* BEGIN Input *

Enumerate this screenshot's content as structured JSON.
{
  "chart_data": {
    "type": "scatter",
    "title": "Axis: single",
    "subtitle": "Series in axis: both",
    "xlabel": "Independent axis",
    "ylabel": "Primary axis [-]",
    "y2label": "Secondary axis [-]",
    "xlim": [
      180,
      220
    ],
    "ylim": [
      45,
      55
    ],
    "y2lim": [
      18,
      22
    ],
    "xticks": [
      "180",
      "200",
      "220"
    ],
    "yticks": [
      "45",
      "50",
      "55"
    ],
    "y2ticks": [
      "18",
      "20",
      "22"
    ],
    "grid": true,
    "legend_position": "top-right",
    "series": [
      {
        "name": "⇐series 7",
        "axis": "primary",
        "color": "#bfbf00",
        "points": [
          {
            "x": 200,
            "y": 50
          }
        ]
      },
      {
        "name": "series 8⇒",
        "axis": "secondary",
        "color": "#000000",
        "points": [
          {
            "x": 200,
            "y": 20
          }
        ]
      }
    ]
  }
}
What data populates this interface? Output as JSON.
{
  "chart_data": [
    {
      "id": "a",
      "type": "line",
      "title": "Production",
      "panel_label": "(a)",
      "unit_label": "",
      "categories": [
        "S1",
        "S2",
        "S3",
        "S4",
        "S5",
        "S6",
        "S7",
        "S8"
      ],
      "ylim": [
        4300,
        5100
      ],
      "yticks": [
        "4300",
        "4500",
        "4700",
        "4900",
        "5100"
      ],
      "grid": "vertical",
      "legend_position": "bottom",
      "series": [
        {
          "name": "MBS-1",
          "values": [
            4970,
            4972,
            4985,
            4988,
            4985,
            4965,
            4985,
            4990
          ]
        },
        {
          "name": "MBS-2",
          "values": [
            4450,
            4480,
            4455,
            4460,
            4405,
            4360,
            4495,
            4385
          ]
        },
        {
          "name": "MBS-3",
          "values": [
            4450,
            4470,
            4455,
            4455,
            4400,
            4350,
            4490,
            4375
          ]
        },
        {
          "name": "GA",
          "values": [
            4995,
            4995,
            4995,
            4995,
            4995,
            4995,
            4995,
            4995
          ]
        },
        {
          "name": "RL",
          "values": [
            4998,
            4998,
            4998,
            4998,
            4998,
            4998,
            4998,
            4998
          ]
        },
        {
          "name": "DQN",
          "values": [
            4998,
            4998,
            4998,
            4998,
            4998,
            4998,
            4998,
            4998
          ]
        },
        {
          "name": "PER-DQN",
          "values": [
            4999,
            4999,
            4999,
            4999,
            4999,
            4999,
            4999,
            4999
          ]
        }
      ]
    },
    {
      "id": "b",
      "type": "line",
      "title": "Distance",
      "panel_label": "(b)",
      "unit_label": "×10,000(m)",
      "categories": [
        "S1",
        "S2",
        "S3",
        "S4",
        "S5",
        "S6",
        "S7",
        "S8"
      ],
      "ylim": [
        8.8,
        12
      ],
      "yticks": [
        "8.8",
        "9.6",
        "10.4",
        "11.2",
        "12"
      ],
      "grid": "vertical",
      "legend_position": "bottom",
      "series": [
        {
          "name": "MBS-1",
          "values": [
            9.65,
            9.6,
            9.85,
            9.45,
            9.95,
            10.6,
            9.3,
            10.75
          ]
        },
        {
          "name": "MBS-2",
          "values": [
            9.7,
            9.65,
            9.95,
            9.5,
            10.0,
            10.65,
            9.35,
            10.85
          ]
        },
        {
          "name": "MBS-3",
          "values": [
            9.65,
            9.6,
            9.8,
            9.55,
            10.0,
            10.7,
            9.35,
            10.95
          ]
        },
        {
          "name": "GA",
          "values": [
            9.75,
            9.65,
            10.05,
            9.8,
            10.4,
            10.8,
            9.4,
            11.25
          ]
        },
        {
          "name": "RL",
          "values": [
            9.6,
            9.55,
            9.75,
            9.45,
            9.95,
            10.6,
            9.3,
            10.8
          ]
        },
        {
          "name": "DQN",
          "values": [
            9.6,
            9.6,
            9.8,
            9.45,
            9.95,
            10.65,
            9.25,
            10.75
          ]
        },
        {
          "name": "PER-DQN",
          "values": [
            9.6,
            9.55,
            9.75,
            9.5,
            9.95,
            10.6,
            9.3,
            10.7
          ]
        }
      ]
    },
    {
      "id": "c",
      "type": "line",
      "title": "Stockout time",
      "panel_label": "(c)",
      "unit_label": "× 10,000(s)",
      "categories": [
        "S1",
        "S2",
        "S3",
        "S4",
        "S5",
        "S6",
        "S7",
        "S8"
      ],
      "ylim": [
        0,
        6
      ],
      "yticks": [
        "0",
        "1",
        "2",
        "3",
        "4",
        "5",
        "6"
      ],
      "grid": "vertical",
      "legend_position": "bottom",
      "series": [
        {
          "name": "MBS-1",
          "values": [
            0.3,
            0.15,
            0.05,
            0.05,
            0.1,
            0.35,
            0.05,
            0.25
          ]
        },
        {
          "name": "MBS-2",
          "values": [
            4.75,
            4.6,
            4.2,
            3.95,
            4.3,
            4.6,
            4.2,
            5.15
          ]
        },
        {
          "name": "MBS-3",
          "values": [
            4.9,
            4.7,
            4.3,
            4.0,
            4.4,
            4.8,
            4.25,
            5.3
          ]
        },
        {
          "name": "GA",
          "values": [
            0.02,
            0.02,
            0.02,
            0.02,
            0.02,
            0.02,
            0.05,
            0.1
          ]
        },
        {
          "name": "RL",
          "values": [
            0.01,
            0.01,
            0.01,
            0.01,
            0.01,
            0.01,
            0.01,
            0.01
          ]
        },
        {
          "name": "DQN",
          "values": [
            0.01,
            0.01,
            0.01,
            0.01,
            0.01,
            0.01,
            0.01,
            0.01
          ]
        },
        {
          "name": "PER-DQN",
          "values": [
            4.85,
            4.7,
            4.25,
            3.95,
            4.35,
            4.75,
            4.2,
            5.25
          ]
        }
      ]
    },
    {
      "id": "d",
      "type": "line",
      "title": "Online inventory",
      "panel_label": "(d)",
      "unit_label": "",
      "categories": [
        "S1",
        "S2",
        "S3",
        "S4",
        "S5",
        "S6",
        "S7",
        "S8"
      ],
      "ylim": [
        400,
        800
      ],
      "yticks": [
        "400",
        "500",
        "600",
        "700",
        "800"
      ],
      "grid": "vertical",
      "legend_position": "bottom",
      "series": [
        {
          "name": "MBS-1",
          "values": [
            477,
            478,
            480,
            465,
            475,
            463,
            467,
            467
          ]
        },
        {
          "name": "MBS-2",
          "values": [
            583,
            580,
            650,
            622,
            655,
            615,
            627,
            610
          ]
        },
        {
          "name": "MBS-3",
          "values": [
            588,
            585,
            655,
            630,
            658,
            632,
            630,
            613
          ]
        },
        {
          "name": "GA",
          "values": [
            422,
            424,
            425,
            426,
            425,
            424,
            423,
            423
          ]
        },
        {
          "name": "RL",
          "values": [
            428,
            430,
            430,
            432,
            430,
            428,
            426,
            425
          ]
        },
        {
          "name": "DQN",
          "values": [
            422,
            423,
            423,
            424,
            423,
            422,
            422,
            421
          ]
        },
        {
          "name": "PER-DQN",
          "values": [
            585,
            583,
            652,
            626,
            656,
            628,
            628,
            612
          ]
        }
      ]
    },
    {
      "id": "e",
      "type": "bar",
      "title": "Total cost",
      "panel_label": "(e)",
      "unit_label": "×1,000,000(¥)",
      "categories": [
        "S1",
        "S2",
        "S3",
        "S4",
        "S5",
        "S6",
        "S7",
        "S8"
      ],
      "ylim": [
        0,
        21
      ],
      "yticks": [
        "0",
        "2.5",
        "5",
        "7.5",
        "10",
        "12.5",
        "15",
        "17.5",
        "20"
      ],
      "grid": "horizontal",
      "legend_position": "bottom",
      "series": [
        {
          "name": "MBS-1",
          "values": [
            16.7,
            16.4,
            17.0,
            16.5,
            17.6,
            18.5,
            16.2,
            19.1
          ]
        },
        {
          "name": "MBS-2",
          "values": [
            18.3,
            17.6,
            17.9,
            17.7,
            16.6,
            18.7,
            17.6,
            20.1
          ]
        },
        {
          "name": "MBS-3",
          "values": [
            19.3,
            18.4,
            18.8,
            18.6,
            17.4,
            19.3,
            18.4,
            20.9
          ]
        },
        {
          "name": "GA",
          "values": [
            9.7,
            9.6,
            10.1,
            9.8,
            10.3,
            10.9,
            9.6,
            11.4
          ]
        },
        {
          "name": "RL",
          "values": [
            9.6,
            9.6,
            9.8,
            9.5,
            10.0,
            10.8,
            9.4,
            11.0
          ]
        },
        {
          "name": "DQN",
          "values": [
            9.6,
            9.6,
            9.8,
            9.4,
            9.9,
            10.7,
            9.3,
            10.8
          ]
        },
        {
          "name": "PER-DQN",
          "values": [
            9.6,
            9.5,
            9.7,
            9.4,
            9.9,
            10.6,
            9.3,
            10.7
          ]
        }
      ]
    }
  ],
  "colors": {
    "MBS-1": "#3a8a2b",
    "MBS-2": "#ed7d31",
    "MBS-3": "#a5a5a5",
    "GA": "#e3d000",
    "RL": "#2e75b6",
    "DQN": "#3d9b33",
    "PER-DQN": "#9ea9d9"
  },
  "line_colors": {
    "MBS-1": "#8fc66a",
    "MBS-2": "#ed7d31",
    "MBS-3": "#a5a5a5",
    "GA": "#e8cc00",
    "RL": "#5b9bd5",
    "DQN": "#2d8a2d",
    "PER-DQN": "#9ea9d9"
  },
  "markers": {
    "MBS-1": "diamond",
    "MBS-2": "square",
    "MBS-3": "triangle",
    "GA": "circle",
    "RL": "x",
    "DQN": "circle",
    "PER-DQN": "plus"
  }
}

* END Input *

- **To be done**:
Find how many lines hold the string "this", and state that number alone.

- **Result**:
2